── Available data
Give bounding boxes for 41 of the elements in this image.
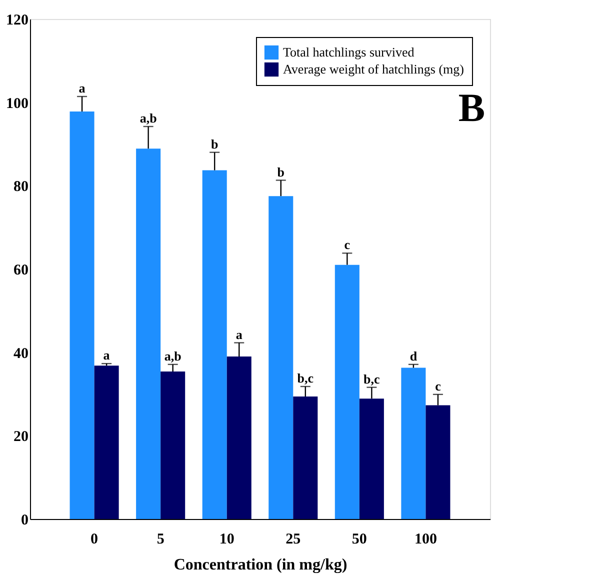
y-tick-label: 0 bbox=[21, 512, 28, 528]
data-label: b,c bbox=[364, 371, 380, 386]
y-tick-label: 120 bbox=[6, 12, 28, 28]
x-tick-label: 100 bbox=[414, 532, 437, 548]
data-label: a bbox=[103, 348, 110, 363]
bar bbox=[70, 112, 94, 519]
legend-label: Total hatchlings survived bbox=[283, 44, 415, 60]
data-label: b bbox=[277, 164, 284, 180]
y-tick-label: 40 bbox=[14, 346, 28, 362]
y-tick-label: 80 bbox=[14, 179, 28, 196]
data-label: d bbox=[410, 348, 418, 364]
data-label: a,b bbox=[140, 110, 157, 126]
data-label: c bbox=[344, 237, 350, 252]
x-tick-label: 5 bbox=[156, 532, 164, 548]
bar bbox=[202, 170, 227, 519]
y-tick-label: 100 bbox=[6, 96, 28, 112]
x-tick-label: 10 bbox=[219, 532, 234, 548]
x-axis-title: Concentration (in mg/kg) bbox=[174, 556, 348, 574]
bar bbox=[401, 368, 426, 519]
y-tick-label: 20 bbox=[14, 429, 28, 446]
bar bbox=[293, 396, 318, 519]
bar bbox=[136, 148, 161, 519]
x-tick-label: 50 bbox=[352, 532, 367, 548]
bar bbox=[334, 264, 360, 519]
bar bbox=[94, 366, 119, 519]
data-label: a bbox=[78, 80, 86, 96]
data-label: b bbox=[210, 136, 218, 152]
bar bbox=[268, 196, 294, 519]
x-tick-label: 0 bbox=[90, 532, 98, 548]
data-label: a,b bbox=[164, 348, 182, 364]
annotation: B bbox=[458, 85, 485, 130]
bar bbox=[426, 405, 450, 519]
data-label: c bbox=[435, 378, 442, 394]
bar bbox=[359, 398, 384, 519]
data-label: b,c bbox=[297, 370, 314, 386]
data-label: a bbox=[236, 326, 243, 342]
x-tick-label: 25 bbox=[286, 532, 301, 548]
legend-label: Average weight of hatchlings (mg) bbox=[283, 62, 464, 76]
y-tick-label: 60 bbox=[14, 262, 28, 278]
bar bbox=[226, 356, 252, 519]
bar bbox=[160, 372, 186, 519]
────
# Problem details
Please reproduce the listing above with every "hatchlings" swapped for "juveniles", keeping everything else the same and omitting the picture.

# Worked solution
Give bounding boxes for 41 of the elements in this image.
y-tick-label: 0 bbox=[21, 512, 28, 528]
data-label: b,c bbox=[364, 371, 380, 386]
y-tick-label: 120 bbox=[6, 12, 28, 28]
x-tick-label: 100 bbox=[414, 532, 437, 548]
data-label: a bbox=[103, 348, 110, 363]
bar bbox=[70, 112, 94, 519]
legend-label: Total juveniles survived bbox=[283, 44, 415, 60]
data-label: b bbox=[277, 164, 284, 180]
y-tick-label: 40 bbox=[14, 346, 28, 362]
y-tick-label: 80 bbox=[14, 179, 28, 196]
data-label: d bbox=[410, 348, 418, 364]
data-label: a,b bbox=[140, 110, 157, 126]
data-label: c bbox=[344, 237, 350, 252]
x-tick-label: 5 bbox=[156, 532, 164, 548]
bar bbox=[202, 170, 227, 519]
y-tick-label: 100 bbox=[6, 96, 28, 112]
x-tick-label: 10 bbox=[219, 532, 234, 548]
x-axis-title: Concentration (in mg/kg) bbox=[174, 556, 348, 574]
bar bbox=[401, 368, 426, 519]
y-tick-label: 20 bbox=[14, 429, 28, 446]
bar bbox=[293, 396, 318, 519]
bar bbox=[136, 148, 161, 519]
x-tick-label: 50 bbox=[352, 532, 367, 548]
bar bbox=[334, 264, 360, 519]
bar bbox=[94, 366, 119, 519]
data-label: a bbox=[78, 80, 86, 96]
data-label: b bbox=[210, 136, 218, 152]
bar bbox=[268, 196, 294, 519]
x-tick-label: 0 bbox=[90, 532, 98, 548]
data-label: a,b bbox=[164, 348, 182, 364]
annotation: B bbox=[458, 85, 485, 130]
bar bbox=[426, 405, 450, 519]
data-label: c bbox=[435, 378, 442, 394]
bar bbox=[359, 398, 384, 519]
data-label: b,c bbox=[297, 370, 314, 386]
data-label: a bbox=[236, 326, 243, 342]
x-tick-label: 25 bbox=[286, 532, 301, 548]
legend-label: Average weight of juveniles (mg) bbox=[283, 62, 464, 76]
y-tick-label: 60 bbox=[14, 262, 28, 278]
bar bbox=[226, 356, 252, 519]
bar bbox=[160, 372, 186, 519]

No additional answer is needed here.